**Stored data entries**
□ □ □ □ □ □ □

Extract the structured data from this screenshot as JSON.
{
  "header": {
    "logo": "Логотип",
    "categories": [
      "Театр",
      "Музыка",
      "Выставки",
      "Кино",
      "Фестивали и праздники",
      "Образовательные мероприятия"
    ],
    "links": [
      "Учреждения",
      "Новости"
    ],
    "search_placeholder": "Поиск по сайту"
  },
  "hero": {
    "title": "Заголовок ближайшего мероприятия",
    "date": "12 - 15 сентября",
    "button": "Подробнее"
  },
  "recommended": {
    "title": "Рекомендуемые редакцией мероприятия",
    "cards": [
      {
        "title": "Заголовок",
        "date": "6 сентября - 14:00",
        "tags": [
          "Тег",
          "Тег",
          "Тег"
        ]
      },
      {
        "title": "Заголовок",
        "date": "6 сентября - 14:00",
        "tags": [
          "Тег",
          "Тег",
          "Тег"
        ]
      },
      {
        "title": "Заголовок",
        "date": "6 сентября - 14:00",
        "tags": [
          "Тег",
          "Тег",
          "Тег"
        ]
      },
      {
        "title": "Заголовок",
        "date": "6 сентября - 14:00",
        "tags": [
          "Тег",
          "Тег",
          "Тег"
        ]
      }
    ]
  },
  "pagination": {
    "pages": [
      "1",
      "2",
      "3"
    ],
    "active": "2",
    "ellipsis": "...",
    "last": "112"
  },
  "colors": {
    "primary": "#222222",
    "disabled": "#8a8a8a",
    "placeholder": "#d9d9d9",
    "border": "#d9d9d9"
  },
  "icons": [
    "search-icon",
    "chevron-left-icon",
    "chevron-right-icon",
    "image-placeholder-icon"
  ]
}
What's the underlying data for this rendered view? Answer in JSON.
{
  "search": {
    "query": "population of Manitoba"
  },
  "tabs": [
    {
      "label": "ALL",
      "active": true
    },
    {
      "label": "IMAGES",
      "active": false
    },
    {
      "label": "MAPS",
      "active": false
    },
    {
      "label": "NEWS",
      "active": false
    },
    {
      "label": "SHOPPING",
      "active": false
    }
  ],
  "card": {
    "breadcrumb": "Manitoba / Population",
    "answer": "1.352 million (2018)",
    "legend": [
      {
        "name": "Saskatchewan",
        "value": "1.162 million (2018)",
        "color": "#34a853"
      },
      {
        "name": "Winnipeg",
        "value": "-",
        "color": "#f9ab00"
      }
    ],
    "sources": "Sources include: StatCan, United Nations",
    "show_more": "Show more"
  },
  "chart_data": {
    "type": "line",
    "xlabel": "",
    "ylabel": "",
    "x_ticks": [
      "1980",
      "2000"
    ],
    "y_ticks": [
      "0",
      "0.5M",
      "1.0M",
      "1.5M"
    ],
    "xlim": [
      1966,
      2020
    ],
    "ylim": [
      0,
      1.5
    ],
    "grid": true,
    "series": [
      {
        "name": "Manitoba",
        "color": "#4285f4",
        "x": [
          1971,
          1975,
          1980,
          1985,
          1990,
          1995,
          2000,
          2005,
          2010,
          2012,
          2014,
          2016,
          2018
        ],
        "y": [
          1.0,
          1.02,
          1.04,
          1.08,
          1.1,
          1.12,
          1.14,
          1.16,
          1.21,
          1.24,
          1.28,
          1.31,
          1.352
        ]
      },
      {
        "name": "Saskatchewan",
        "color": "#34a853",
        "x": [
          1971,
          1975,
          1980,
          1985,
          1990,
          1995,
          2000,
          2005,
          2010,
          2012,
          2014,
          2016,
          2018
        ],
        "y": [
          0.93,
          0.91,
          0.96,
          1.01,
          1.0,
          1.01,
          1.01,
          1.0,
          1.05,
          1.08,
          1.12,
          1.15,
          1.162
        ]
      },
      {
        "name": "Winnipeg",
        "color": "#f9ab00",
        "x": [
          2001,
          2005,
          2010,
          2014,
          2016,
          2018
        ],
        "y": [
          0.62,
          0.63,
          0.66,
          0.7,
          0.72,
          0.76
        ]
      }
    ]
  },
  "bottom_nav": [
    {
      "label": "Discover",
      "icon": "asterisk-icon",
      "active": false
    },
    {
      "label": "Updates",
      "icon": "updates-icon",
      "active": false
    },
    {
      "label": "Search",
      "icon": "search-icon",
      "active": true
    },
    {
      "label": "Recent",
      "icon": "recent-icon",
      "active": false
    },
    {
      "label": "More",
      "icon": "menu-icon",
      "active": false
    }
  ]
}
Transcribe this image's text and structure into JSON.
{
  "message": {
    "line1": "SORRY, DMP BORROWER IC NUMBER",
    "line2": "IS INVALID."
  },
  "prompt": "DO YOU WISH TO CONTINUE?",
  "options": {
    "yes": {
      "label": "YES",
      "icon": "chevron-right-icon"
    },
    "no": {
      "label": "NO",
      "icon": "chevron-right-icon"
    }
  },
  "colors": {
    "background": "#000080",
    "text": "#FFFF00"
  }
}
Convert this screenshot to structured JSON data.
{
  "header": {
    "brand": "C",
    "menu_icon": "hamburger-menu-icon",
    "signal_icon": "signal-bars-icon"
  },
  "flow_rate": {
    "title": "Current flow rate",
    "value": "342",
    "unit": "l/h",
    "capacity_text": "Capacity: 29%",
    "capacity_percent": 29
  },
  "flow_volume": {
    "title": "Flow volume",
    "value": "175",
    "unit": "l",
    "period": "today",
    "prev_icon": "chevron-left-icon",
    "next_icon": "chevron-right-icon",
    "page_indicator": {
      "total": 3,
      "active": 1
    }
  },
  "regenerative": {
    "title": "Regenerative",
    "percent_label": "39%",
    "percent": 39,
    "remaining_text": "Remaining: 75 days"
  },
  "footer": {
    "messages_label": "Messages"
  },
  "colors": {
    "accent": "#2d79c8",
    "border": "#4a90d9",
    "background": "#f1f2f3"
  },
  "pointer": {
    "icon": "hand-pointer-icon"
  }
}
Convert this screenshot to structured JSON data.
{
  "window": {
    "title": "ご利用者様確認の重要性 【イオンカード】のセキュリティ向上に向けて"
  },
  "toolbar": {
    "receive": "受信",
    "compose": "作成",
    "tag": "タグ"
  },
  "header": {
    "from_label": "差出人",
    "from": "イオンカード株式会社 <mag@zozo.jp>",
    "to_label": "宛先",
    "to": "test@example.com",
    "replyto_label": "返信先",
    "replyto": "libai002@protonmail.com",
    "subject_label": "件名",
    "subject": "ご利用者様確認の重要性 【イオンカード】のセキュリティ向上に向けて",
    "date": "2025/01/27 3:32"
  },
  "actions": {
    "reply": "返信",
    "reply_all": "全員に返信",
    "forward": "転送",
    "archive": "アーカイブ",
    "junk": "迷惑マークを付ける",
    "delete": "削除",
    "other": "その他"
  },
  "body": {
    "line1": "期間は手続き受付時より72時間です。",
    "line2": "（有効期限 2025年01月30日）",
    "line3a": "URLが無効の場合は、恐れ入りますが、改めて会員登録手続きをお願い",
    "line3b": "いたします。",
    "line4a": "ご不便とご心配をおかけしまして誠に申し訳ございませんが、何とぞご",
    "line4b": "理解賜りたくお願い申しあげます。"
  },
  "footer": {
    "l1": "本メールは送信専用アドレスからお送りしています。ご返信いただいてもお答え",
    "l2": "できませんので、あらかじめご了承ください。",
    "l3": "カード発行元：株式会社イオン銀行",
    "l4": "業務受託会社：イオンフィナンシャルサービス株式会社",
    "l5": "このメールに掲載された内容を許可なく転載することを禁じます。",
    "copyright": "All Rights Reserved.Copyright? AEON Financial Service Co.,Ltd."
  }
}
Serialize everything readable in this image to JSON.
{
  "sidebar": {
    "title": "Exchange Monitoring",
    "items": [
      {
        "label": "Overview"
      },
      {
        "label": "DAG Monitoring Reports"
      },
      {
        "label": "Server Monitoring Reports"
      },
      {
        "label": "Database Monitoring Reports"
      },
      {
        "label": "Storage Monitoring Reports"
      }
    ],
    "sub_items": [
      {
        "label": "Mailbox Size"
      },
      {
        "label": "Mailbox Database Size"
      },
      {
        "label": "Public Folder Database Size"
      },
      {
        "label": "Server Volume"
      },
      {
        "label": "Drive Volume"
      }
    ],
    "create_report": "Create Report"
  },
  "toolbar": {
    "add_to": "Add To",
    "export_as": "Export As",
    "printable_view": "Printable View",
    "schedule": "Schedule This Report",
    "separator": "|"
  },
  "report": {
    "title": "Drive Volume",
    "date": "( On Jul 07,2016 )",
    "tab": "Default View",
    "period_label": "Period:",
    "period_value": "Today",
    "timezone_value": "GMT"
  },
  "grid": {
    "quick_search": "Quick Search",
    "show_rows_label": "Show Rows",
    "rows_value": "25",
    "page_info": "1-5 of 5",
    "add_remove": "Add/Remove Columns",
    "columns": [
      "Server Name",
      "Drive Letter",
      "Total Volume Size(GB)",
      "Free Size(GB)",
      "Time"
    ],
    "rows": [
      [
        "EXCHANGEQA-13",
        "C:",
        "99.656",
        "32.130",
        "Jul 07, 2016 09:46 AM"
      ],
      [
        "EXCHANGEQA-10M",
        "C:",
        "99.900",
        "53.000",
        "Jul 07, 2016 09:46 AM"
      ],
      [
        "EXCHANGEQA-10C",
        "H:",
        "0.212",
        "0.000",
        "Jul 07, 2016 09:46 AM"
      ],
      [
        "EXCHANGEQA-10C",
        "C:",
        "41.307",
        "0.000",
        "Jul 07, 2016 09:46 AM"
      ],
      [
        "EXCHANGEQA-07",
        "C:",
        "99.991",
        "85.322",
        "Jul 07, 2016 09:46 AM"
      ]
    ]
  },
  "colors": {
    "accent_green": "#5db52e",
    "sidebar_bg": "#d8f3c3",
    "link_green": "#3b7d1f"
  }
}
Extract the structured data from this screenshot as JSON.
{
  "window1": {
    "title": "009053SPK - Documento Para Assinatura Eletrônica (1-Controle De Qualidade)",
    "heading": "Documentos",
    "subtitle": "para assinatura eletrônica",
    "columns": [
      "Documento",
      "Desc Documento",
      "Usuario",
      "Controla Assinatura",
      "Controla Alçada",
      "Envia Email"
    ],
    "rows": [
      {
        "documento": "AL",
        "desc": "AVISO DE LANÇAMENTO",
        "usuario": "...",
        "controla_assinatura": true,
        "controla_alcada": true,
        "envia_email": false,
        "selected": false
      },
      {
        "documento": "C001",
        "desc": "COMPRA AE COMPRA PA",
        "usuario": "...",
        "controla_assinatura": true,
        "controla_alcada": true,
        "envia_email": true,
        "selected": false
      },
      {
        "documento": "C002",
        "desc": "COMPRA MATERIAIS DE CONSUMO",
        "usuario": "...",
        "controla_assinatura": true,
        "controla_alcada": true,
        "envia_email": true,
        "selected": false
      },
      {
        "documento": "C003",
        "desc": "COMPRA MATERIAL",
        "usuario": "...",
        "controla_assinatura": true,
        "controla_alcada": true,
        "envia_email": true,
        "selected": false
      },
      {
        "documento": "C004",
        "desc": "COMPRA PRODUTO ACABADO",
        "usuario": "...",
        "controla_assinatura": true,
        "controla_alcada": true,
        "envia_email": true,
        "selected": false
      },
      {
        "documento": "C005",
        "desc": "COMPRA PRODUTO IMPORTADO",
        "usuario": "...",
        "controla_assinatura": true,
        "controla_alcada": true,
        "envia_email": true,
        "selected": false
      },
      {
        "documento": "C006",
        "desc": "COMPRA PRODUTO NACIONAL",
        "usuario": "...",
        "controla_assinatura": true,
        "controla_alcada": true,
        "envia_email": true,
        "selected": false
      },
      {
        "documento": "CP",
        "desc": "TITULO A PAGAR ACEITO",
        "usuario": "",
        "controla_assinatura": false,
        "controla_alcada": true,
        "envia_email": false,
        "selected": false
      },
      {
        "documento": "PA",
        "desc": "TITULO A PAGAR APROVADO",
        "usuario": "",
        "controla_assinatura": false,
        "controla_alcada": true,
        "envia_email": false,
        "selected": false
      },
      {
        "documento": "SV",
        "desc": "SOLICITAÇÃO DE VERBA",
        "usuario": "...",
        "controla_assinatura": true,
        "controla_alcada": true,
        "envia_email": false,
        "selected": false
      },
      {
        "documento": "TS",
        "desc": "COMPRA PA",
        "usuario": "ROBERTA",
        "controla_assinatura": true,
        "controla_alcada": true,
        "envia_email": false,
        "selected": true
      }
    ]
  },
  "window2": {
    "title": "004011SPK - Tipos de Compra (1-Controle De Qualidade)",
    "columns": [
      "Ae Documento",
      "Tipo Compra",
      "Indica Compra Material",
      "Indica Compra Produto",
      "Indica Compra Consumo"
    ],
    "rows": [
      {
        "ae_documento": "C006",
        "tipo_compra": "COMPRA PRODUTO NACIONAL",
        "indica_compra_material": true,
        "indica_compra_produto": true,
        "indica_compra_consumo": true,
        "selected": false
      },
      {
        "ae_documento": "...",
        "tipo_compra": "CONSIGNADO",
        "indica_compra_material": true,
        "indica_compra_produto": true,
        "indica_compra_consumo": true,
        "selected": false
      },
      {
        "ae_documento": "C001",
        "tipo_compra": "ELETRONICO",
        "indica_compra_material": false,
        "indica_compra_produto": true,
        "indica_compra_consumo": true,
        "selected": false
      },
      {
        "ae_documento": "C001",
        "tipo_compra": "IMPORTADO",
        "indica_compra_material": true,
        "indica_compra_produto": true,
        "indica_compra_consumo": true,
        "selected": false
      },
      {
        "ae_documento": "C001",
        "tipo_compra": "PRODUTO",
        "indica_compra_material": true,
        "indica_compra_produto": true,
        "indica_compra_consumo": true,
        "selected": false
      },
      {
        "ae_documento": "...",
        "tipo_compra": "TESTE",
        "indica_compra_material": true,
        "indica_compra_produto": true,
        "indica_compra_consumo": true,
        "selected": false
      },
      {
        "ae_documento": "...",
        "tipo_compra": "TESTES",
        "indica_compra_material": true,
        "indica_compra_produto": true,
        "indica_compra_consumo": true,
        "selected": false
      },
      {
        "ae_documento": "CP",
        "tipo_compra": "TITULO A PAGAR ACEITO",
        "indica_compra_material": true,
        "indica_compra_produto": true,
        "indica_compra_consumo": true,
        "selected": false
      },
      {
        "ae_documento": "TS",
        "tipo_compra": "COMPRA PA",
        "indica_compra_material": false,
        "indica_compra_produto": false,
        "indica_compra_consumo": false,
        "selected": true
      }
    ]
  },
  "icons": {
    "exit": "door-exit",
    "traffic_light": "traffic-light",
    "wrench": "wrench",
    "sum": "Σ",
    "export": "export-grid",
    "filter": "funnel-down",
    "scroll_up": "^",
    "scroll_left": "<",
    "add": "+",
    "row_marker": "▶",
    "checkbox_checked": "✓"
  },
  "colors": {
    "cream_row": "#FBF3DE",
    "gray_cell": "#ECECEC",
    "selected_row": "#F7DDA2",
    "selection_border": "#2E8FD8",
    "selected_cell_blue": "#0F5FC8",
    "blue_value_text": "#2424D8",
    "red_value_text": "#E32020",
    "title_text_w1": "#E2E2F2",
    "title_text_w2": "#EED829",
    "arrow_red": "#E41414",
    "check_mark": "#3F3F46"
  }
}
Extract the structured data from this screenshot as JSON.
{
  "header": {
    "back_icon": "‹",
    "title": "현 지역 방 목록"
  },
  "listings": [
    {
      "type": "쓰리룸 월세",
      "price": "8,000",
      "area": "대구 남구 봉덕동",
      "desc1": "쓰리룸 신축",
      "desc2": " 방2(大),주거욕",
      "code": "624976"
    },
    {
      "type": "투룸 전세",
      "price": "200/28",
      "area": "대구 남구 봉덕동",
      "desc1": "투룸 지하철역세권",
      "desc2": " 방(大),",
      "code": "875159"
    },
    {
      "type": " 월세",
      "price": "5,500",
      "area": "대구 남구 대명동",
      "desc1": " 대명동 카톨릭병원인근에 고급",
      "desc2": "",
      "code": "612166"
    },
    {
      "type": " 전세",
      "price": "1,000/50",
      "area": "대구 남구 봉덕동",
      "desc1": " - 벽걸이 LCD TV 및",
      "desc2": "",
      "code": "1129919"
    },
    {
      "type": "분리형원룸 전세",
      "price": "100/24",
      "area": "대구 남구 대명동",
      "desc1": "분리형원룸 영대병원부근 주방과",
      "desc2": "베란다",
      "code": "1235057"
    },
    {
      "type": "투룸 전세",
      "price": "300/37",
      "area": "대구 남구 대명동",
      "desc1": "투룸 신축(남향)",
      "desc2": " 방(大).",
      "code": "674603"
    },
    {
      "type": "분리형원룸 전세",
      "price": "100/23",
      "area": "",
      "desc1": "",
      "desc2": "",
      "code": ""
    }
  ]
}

□ □ □ □ □ □ □

**Set exercise**
Give the count of lines that hold the word "Server", with nothing added.

**The result**
3